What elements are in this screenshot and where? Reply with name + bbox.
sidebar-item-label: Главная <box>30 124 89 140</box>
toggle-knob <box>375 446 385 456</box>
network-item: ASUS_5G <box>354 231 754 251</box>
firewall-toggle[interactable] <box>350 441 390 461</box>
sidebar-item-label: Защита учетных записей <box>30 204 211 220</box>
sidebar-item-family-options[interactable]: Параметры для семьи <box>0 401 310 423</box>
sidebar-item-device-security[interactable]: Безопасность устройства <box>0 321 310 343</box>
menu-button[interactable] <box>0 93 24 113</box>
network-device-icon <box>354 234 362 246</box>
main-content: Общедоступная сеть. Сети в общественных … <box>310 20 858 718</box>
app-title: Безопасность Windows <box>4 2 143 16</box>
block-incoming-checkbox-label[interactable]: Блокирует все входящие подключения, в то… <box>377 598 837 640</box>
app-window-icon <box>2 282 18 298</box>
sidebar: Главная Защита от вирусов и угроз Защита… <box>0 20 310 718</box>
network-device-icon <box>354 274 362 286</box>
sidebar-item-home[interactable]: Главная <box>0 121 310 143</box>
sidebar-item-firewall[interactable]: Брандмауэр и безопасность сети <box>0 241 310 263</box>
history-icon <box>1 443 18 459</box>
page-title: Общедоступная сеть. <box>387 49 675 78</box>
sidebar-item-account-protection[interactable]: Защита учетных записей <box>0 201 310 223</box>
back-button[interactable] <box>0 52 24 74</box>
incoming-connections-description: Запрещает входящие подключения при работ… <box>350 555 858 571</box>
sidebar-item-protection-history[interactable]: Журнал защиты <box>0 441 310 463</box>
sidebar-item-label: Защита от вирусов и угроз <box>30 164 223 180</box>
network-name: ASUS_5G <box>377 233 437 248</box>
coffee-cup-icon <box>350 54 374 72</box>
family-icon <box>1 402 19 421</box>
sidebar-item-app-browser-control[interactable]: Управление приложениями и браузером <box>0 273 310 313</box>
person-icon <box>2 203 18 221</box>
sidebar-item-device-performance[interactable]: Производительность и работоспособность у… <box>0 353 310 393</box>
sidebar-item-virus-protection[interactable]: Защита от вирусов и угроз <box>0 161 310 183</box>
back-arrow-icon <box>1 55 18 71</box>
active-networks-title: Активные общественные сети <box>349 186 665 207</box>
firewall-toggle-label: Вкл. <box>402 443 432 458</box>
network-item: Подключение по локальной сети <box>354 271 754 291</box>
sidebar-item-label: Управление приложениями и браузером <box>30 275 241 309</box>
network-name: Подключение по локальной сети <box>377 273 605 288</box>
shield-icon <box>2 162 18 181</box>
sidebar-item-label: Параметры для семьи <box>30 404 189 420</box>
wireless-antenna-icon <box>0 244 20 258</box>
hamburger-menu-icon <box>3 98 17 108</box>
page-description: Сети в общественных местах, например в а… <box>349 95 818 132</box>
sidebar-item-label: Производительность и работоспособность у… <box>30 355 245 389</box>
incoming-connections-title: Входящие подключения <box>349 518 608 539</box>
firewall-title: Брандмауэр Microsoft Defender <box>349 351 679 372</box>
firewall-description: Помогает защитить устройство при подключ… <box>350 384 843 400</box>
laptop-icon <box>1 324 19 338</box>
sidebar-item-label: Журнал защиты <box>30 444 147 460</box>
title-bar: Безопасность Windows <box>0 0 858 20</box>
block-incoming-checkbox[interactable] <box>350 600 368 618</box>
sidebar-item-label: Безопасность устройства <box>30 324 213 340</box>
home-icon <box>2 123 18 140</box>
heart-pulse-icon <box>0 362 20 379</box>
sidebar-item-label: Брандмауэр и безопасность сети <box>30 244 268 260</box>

#####

» PROBLEM DETAILS: The entries above must be copied verbatim. Leave none out.

» EXPECTED OUTPUT:
What elements are in this screenshot and where? Reply with name + bbox.
sidebar-item-label: Главная <box>30 124 89 140</box>
toggle-knob <box>375 446 385 456</box>
network-item: ASUS_5G <box>354 231 754 251</box>
firewall-toggle[interactable] <box>350 441 390 461</box>
sidebar-item-label: Защита учетных записей <box>30 204 211 220</box>
sidebar-item-family-options[interactable]: Параметры для семьи <box>0 401 310 423</box>
sidebar-item-device-security[interactable]: Безопасность устройства <box>0 321 310 343</box>
menu-button[interactable] <box>0 93 24 113</box>
network-device-icon <box>354 234 362 246</box>
main-content: Общедоступная сеть. Сети в общественных … <box>310 20 858 718</box>
app-title: Безопасность Windows <box>4 2 143 16</box>
block-incoming-checkbox-label[interactable]: Блокирует все входящие подключения, в то… <box>377 598 837 640</box>
app-window-icon <box>2 282 18 298</box>
sidebar: Главная Защита от вирусов и угроз Защита… <box>0 20 310 718</box>
network-device-icon <box>354 274 362 286</box>
sidebar-item-home[interactable]: Главная <box>0 121 310 143</box>
sidebar-item-firewall[interactable]: Брандмауэр и безопасность сети <box>0 241 310 263</box>
history-icon <box>1 443 18 459</box>
page-title: Общедоступная сеть. <box>387 49 675 78</box>
sidebar-item-account-protection[interactable]: Защита учетных записей <box>0 201 310 223</box>
back-button[interactable] <box>0 52 24 74</box>
incoming-connections-description: Запрещает входящие подключения при работ… <box>350 555 858 571</box>
sidebar-item-protection-history[interactable]: Журнал защиты <box>0 441 310 463</box>
sidebar-item-label: Защита от вирусов и угроз <box>30 164 223 180</box>
network-name: ASUS_5G <box>377 233 437 248</box>
coffee-cup-icon <box>350 54 374 72</box>
family-icon <box>1 402 19 421</box>
sidebar-item-app-browser-control[interactable]: Управление приложениями и браузером <box>0 273 310 313</box>
person-icon <box>2 203 18 221</box>
sidebar-item-device-performance[interactable]: Производительность и работоспособность у… <box>0 353 310 393</box>
sidebar-item-virus-protection[interactable]: Защита от вирусов и угроз <box>0 161 310 183</box>
back-arrow-icon <box>1 55 18 71</box>
active-networks-title: Активные общественные сети <box>349 186 665 207</box>
firewall-toggle-label: Вкл. <box>402 443 432 458</box>
network-item: Подключение по локальной сети <box>354 271 754 291</box>
sidebar-item-label: Управление приложениями и браузером <box>30 275 241 309</box>
network-name: Подключение по локальной сети <box>377 273 605 288</box>
shield-icon <box>2 162 18 181</box>
sidebar-item-label: Параметры для семьи <box>30 404 189 420</box>
wireless-antenna-icon <box>0 244 20 258</box>
hamburger-menu-icon <box>3 98 17 108</box>
page-description: Сети в общественных местах, например в а… <box>349 95 818 132</box>
sidebar-item-label: Производительность и работоспособность у… <box>30 355 245 389</box>
incoming-connections-title: Входящие подключения <box>349 518 608 539</box>
firewall-title: Брандмауэр Microsoft Defender <box>349 351 679 372</box>
firewall-description: Помогает защитить устройство при подключ… <box>350 384 843 400</box>
laptop-icon <box>1 324 19 338</box>
sidebar-item-label: Журнал защиты <box>30 444 147 460</box>
title-bar: Безопасность Windows <box>0 0 858 20</box>
block-incoming-checkbox[interactable] <box>350 600 368 618</box>
sidebar-item-label: Безопасность устройства <box>30 324 213 340</box>
home-icon <box>2 123 18 140</box>
heart-pulse-icon <box>0 362 20 379</box>
sidebar-item-label: Брандмауэр и безопасность сети <box>30 244 268 260</box>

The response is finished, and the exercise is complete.